--- begin ---
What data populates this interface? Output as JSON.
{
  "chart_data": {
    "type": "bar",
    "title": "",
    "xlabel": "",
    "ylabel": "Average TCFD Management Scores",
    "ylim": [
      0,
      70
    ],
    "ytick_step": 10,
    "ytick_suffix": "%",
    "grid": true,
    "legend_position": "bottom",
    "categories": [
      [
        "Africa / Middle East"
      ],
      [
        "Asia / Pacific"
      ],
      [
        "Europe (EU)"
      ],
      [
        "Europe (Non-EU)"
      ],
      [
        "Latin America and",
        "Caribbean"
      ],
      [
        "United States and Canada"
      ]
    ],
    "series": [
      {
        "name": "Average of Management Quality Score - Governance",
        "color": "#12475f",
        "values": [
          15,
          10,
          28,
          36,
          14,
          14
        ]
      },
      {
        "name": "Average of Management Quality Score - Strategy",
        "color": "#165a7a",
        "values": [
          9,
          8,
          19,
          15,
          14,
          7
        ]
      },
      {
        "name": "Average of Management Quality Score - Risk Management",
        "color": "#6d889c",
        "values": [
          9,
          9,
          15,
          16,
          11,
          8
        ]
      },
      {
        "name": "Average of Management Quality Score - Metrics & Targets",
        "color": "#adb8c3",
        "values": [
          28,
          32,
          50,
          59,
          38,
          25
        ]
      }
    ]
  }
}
--- end ---
- **Short problem**: Reproduce each entry above exactly, keeping every word.

- **Expected output**:
What data populates this interface? Output as JSON.
{
  "chart_data": {
    "type": "bar",
    "title": "",
    "xlabel": "",
    "ylabel": "Average TCFD Management Scores",
    "ylim": [
      0,
      70
    ],
    "ytick_step": 10,
    "ytick_suffix": "%",
    "grid": true,
    "legend_position": "bottom",
    "categories": [
      [
        "Africa / Middle East"
      ],
      [
        "Asia / Pacific"
      ],
      [
        "Europe (EU)"
      ],
      [
        "Europe (Non-EU)"
      ],
      [
        "Latin America and",
        "Caribbean"
      ],
      [
        "United States and Canada"
      ]
    ],
    "series": [
      {
        "name": "Average of Management Quality Score - Governance",
        "color": "#12475f",
        "values": [
          15,
          10,
          28,
          36,
          14,
          14
        ]
      },
      {
        "name": "Average of Management Quality Score - Strategy",
        "color": "#165a7a",
        "values": [
          9,
          8,
          19,
          15,
          14,
          7
        ]
      },
      {
        "name": "Average of Management Quality Score - Risk Management",
        "color": "#6d889c",
        "values": [
          9,
          9,
          15,
          16,
          11,
          8
        ]
      },
      {
        "name": "Average of Management Quality Score - Metrics & Targets",
        "color": "#adb8c3",
        "values": [
          28,
          32,
          50,
          59,
          38,
          25
        ]
      }
    ]
  }
}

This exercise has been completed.